TASK GOAL:
Write only the number of lines holding the string "Wilkins".

Data records

━━━━━━━━━━

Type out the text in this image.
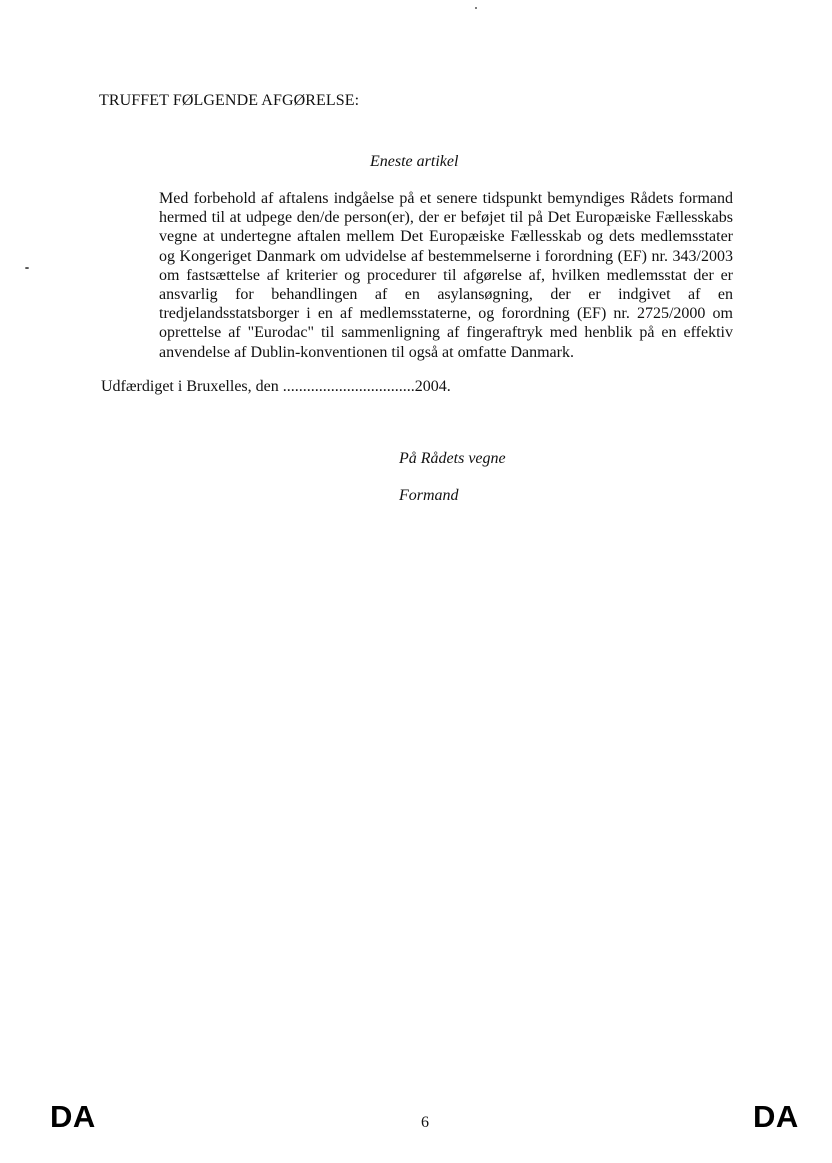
TRUFFET FØLGENDE AFGØRELSE:
Eneste artikel
Med forbehold af aftalens indgåelse på et senere tidspunkt bemyndiges Rådets formand hermed til at udpege den/de person(er), der er beføjet til på Det Europæiske Fællesskabs vegne at undertegne aftalen mellem Det Europæiske Fællesskab og dets medlemsstater og Kongeriget Danmark om udvidelse af bestemmelserne i forordning (EF) nr. 343/2003 om fastsættelse af kriterier og procedurer til afgørelse af, hvilken medlemsstat der er ansvarlig for behandlingen af en asylansøgning, der er indgivet af en tredjelandsstatsborger i en af medlemsstaterne, og forordning (EF) nr. 2725/2000 om oprettelse af "Eurodac" til sammenligning af fingeraftryk med henblik på en effektiv anvendelse af Dublin-konventionen til også at omfatte Danmark.
Udfærdiget i Bruxelles, den .................................2004.
På Rådets vegne
Formand
DA	6	DA
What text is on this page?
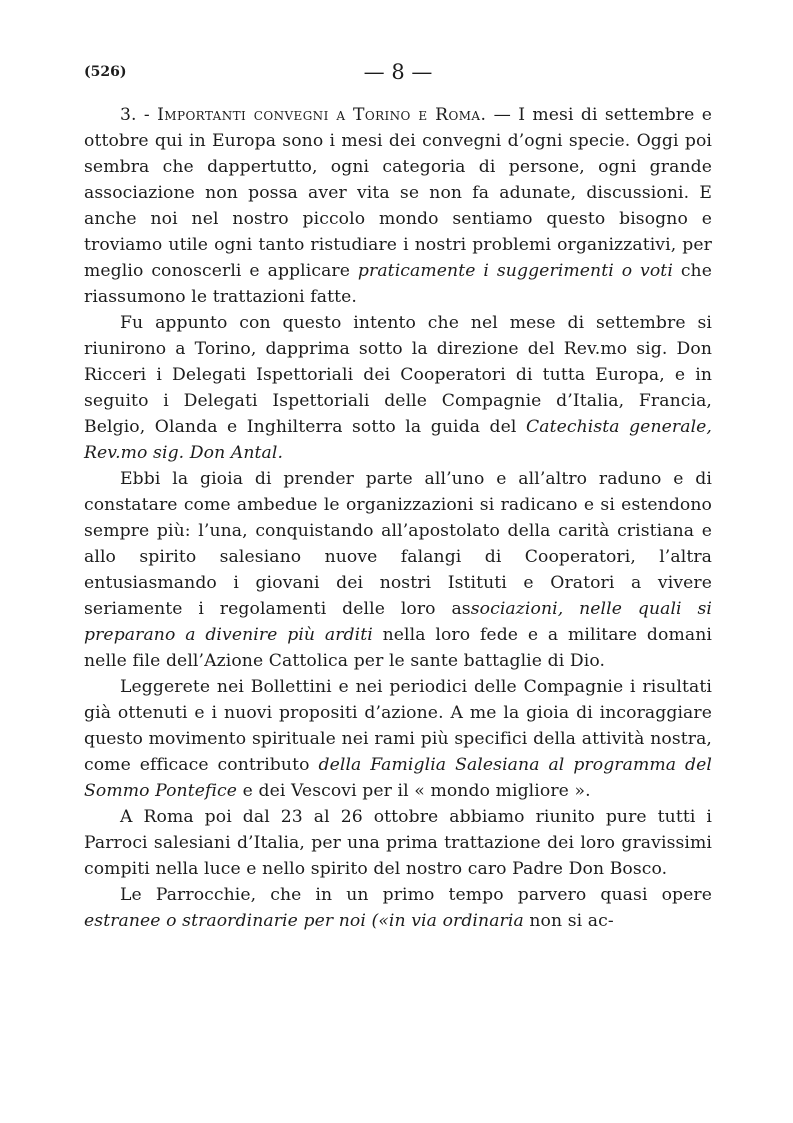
(526)	— 8 —

3. - Importanti convegni a Torino e Roma. — I mesi di settembre e ottobre qui in Europa sono i mesi dei convegni d’ogni specie. Oggi poi sembra che dappertutto, ogni categoria di persone, ogni grande associazione non possa aver vita se non fa adunate, discussioni. E anche noi nel nostro piccolo mondo sentiamo questo bisogno e troviamo utile ogni tanto ristudiare i nostri problemi organizzativi, per meglio conoscerli e applicare praticamente i suggerimenti o voti che riassumono le trattazioni fatte.

Fu appunto con questo intento che nel mese di settembre si riunirono a Torino, dapprima sotto la direzione del Rev.mo sig. Don Ricceri i Delegati Ispettoriali dei Cooperatori di tutta Europa, e in seguito i Delegati Ispettoriali delle Compagnie d’Italia, Francia, Belgio, Olanda e Inghilterra sotto la guida del Catechista generale, Rev.mo sig. Don Antal.

Ebbi la gioia di prender parte all’uno e all’altro raduno e di constatare come ambedue le organizzazioni si radicano e si estendono sempre più: l’una, conquistando all’apostolato della carità cristiana e allo spirito salesiano nuove falangi di Cooperatori, l’altra entusiasmando i giovani dei nostri Istituti e Oratori a vivere seriamente i regolamenti delle loro associazioni, nelle quali si preparano a divenire più arditi nella loro fede e a militare domani nelle file dell’Azione Cattolica per le sante battaglie di Dio.

Leggerete nei Bollettini e nei periodici delle Compagnie i risultati già ottenuti e i nuovi propositi d’azione. A me la gioia di incoraggiare questo movimento spirituale nei rami più specifici della attività nostra, come efficace contributo della Famiglia Salesiana al programma del Sommo Pontefice e dei Vescovi per il « mondo migliore ».

A Roma poi dal 23 al 26 ottobre abbiamo riunito pure tutti i Parroci salesiani d’Italia, per una prima trattazione dei loro gravissimi compiti nella luce e nello spirito del nostro caro Padre Don Bosco.

Le Parrocchie, che in un primo tempo parvero quasi opere estranee o straordinarie per noi («in via ordinaria non si ac-
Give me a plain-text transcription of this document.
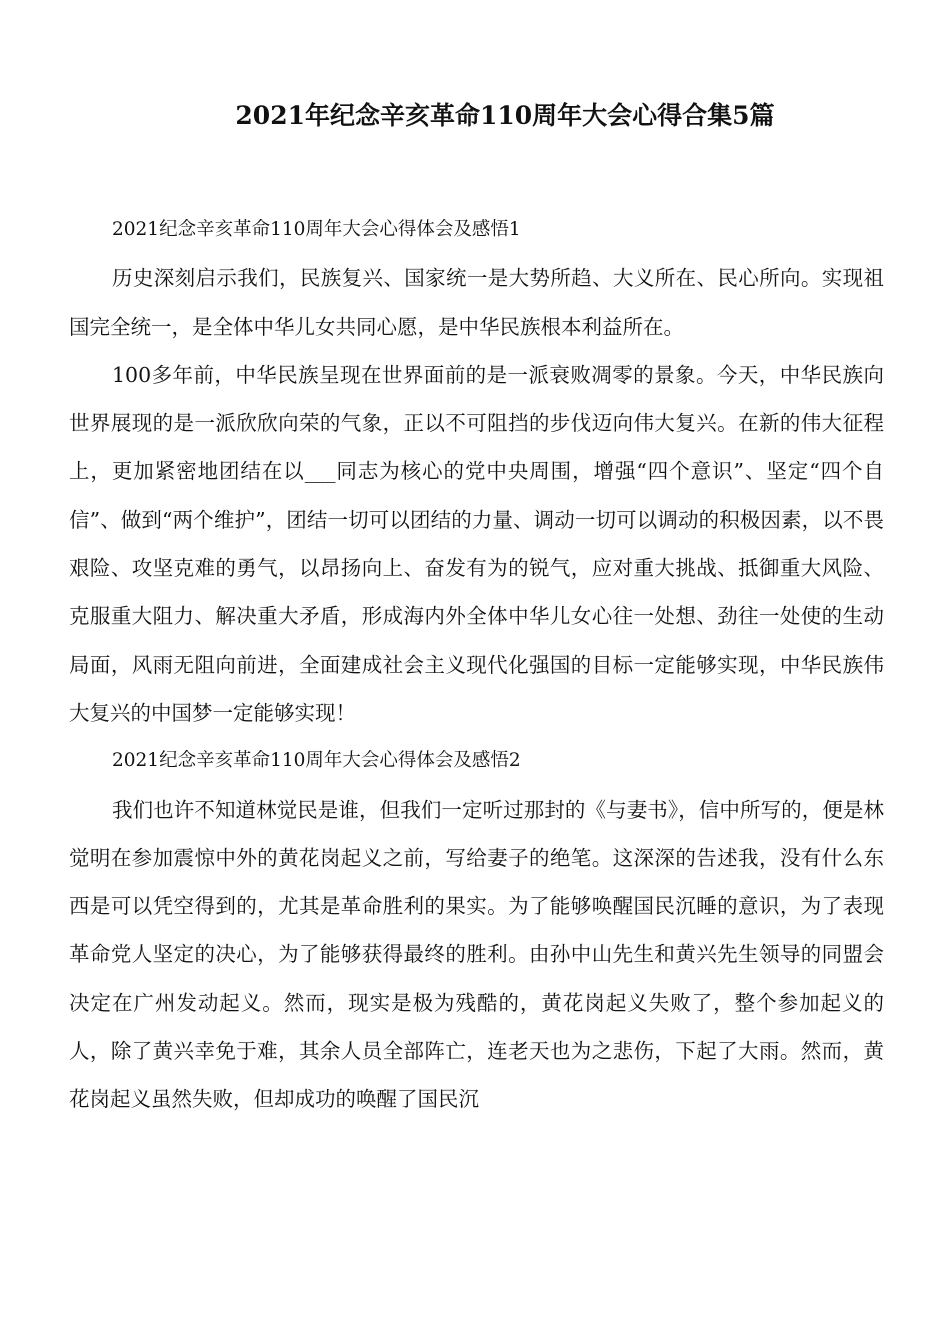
2021年纪念辛亥革命110周年大会心得合集5篇

2021纪念辛亥革命110周年大会心得体会及感悟1

历史深刻启示我们，民族复兴、国家统一是大势所趋、大义所在、民心所向。实现祖国完全统一，是全体中华儿女共同心愿，是中华民族根本利益所在。

100多年前，中华民族呈现在世界面前的是一派衰败凋零的景象。今天，中华民族向世界展现的是一派欣欣向荣的气象，正以不可阻挡的步伐迈向伟大复兴。在新的伟大征程上，更加紧密地团结在以___同志为核心的党中央周围，增强“四个意识”、坚定“四个自信”、做到“两个维护”，团结一切可以团结的力量、调动一切可以调动的积极因素，以不畏艰险、攻坚克难的勇气，以昂扬向上、奋发有为的锐气，应对重大挑战、抵御重大风险、克服重大阻力、解决重大矛盾，形成海内外全体中华儿女心往一处想、劲往一处使的生动局面，风雨无阻向前进，全面建成社会主义现代化强国的目标一定能够实现，中华民族伟大复兴的中国梦一定能够实现！

2021纪念辛亥革命110周年大会心得体会及感悟2

我们也许不知道林觉民是谁，但我们一定听过那封的《与妻书》，信中所写的，便是林觉明在参加震惊中外的黄花岗起义之前，写给妻子的绝笔。这深深的告述我，没有什么东西是可以凭空得到的，尤其是革命胜利的果实。为了能够唤醒国民沉睡的意识，为了表现革命党人坚定的决心，为了能够获得最终的胜利。由孙中山先生和黄兴先生领导的同盟会决定在广州发动起义。然而，现实是极为残酷的，黄花岗起义失败了，整个参加起义的人，除了黄兴幸免于难，其余人员全部阵亡，连老天也为之悲伤，下起了大雨。然而，黄花岗起义虽然失败，但却成功的唤醒了国民沉
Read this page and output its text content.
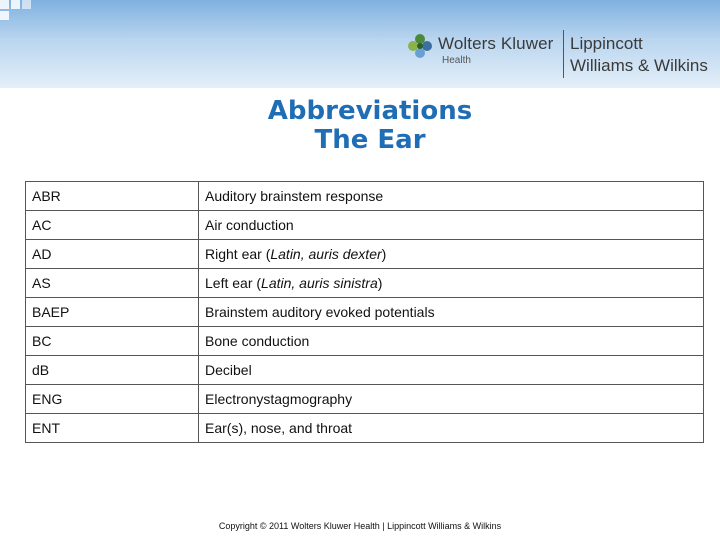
Wolters Kluwer
Health
Lippincott
Williams & Wilkins
Abbreviations
The Ear
ABR	Auditory brainstem response
AC	Air conduction
AD	Right ear (Latin, auris dexter)
AS	Left ear (Latin, auris sinistra)
BAEP	Brainstem auditory evoked potentials
BC	Bone conduction
dB	Decibel
ENG	Electronystagmography
ENT	Ear(s), nose, and throat
Copyright © 2011 Wolters Kluwer Health | Lippincott Williams & Wilkins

━━━━━━━━━━

TASK ANSWER:
2